- Instructions for the task -
Transcribe, exactly as they appear, only the lines from the one holding "Parse this screenshot: output" through the end of the entries below.

(Items from a figure collection)
==========

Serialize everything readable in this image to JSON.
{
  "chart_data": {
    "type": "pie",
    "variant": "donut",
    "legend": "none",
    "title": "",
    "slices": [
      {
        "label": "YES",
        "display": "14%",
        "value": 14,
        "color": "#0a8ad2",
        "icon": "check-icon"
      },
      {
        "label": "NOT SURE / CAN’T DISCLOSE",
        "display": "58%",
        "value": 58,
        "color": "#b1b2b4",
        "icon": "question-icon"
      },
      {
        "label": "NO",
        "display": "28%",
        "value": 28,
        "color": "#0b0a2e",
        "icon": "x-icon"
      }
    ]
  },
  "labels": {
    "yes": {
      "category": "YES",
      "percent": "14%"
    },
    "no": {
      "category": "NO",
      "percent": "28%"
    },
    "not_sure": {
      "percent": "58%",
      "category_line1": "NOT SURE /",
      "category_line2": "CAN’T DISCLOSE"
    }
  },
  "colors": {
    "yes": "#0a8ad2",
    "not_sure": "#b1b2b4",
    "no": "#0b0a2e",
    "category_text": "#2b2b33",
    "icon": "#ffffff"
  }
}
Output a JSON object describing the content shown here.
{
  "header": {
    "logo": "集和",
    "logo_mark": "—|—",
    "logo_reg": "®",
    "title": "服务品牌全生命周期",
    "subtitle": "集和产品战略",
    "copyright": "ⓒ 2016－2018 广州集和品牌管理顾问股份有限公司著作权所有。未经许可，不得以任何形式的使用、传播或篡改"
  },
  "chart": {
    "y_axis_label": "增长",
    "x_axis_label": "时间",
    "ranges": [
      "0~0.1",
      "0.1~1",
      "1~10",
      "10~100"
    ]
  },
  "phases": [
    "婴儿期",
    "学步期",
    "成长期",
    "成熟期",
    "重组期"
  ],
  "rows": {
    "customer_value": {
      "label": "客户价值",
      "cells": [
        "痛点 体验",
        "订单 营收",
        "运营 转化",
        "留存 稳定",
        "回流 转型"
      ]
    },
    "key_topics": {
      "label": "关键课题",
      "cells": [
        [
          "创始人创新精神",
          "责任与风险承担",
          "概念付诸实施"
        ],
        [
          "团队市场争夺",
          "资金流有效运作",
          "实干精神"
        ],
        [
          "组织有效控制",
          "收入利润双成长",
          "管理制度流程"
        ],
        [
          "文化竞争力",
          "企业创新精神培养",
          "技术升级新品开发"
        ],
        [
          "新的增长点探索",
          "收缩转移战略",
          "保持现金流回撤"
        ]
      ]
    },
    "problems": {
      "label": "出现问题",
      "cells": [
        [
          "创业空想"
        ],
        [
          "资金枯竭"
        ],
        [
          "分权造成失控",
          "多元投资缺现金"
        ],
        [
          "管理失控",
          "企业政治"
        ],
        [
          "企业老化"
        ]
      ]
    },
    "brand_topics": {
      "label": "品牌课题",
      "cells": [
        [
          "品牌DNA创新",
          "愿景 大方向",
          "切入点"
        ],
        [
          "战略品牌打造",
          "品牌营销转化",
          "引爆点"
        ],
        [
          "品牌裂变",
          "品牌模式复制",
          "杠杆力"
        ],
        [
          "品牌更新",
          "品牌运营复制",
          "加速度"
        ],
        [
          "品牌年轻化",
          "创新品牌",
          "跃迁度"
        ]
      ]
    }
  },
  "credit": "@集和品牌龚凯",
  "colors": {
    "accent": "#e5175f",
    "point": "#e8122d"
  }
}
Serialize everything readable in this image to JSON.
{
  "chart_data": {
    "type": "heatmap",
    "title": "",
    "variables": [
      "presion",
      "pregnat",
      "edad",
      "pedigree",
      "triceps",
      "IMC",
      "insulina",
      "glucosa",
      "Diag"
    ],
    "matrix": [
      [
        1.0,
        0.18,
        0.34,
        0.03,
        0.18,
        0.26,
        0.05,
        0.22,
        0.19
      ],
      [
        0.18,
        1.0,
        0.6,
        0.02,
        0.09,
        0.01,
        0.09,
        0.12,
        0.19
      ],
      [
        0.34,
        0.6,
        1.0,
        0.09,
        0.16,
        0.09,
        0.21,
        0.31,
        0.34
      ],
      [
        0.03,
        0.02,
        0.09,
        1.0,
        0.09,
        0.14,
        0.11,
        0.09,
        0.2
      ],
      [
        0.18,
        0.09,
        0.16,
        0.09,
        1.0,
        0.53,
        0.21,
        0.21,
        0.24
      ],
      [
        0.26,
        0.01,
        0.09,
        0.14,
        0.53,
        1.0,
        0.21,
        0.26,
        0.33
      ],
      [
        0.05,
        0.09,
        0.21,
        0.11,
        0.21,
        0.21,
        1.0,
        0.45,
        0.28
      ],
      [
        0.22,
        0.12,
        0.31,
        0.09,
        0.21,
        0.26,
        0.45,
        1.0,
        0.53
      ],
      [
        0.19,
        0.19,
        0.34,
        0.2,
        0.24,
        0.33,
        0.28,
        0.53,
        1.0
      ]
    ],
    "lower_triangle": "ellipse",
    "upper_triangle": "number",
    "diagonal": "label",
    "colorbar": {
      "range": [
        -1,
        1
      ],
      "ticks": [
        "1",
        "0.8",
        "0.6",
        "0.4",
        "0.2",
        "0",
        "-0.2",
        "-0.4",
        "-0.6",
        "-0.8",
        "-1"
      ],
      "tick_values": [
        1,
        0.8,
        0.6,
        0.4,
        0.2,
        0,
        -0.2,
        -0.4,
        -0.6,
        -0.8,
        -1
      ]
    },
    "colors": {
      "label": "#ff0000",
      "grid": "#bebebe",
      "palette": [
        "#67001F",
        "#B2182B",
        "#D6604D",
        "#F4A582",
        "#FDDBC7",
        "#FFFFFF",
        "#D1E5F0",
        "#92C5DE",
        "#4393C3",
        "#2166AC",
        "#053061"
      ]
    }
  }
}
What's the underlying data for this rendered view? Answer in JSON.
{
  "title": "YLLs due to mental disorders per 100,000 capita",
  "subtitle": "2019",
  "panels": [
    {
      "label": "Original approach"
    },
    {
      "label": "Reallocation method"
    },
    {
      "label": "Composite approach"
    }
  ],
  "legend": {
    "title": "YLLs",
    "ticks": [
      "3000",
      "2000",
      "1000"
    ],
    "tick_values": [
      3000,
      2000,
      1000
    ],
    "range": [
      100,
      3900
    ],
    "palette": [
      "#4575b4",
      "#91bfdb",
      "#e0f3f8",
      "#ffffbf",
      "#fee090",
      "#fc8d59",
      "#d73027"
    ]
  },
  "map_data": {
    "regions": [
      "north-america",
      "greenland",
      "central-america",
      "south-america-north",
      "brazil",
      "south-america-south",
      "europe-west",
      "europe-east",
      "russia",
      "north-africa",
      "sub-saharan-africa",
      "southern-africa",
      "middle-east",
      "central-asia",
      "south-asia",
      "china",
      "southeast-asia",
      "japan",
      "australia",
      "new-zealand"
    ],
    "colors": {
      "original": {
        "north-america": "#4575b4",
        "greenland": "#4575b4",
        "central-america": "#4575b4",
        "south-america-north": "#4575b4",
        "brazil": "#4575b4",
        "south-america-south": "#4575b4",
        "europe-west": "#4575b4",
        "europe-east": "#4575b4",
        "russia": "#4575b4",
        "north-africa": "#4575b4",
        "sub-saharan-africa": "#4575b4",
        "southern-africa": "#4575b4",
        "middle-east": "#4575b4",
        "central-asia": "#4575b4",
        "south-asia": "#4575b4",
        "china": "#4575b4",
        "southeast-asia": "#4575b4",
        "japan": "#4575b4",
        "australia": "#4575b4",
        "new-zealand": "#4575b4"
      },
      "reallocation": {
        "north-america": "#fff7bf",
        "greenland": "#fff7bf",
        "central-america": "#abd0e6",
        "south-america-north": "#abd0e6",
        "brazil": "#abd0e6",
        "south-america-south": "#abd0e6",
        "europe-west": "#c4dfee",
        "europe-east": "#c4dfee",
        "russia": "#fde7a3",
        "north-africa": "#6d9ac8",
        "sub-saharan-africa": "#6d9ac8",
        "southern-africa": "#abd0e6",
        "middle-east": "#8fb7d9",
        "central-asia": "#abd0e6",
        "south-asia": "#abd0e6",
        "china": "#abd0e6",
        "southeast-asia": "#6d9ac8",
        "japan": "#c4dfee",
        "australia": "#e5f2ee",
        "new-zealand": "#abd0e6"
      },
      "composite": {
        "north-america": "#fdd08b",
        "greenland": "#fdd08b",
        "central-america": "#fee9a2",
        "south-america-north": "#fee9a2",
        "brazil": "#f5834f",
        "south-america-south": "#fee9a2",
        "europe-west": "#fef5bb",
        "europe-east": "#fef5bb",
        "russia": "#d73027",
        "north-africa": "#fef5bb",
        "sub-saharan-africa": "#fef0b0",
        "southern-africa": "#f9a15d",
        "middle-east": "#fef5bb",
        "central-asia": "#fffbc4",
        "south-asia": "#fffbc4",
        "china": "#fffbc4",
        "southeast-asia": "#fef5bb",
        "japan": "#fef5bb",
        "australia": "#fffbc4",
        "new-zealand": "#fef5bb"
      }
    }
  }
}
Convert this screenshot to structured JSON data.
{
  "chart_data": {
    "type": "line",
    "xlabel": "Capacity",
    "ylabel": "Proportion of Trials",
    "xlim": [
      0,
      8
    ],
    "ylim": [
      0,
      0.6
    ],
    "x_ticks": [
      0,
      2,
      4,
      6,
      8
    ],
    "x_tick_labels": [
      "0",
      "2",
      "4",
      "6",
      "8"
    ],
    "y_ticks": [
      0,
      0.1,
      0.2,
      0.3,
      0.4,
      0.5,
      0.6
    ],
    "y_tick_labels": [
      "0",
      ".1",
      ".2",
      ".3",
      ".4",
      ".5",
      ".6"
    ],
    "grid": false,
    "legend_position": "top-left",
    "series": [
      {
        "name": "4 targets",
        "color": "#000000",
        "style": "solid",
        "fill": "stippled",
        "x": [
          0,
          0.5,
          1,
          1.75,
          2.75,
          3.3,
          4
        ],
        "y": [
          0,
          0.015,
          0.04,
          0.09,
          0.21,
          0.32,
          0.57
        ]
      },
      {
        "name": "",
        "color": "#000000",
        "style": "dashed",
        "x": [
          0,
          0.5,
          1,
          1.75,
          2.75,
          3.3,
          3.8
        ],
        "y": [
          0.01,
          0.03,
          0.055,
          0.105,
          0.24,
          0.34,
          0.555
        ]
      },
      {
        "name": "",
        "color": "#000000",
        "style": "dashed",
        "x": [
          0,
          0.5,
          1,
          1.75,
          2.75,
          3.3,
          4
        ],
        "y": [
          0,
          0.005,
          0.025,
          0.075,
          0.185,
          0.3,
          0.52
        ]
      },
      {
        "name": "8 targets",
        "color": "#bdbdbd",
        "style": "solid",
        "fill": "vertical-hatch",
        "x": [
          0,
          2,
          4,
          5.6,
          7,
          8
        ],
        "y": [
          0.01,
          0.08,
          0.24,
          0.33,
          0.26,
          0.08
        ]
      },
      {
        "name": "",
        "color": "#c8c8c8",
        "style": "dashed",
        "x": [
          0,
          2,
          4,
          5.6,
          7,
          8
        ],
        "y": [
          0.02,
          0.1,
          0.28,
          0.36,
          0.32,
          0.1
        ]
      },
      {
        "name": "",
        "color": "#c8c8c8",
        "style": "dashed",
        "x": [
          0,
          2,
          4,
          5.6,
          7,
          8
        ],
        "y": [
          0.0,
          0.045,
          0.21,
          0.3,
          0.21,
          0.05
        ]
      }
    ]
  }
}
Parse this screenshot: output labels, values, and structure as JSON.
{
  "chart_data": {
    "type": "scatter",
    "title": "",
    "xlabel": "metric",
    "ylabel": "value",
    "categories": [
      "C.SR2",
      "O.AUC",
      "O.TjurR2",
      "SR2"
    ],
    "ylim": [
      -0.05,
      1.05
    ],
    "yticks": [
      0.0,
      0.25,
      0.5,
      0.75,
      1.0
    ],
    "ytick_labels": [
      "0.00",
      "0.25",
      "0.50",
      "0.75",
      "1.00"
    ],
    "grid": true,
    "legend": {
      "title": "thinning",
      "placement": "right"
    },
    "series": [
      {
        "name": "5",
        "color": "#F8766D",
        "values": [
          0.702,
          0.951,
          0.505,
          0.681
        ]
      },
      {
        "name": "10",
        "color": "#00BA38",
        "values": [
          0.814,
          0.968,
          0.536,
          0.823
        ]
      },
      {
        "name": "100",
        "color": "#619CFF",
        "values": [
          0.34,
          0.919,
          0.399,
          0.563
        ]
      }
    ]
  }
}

==========

- Solution for this exercise -
Parse this screenshot: output labels, values, and structure as JSON.
{
  "chart_data": {
    "type": "scatter",
    "title": "",
    "xlabel": "metric",
    "ylabel": "value",
    "categories": [
      "C.SR2",
      "O.AUC",
      "O.TjurR2",
      "SR2"
    ],
    "ylim": [
      -0.05,
      1.05
    ],
    "yticks": [
      0.0,
      0.25,
      0.5,
      0.75,
      1.0
    ],
    "ytick_labels": [
      "0.00",
      "0.25",
      "0.50",
      "0.75",
      "1.00"
    ],
    "grid": true,
    "legend": {
      "title": "thinning",
      "placement": "right"
    },
    "series": [
      {
        "name": "5",
        "color": "#F8766D",
        "values": [
          0.702,
          0.951,
          0.505,
          0.681
        ]
      },
      {
        "name": "10",
        "color": "#00BA38",
        "values": [
          0.814,
          0.968,
          0.536,
          0.823
        ]
      },
      {
        "name": "100",
        "color": "#619CFF",
        "values": [
          0.34,
          0.919,
          0.399,
          0.563
        ]
      }
    ]
  }
}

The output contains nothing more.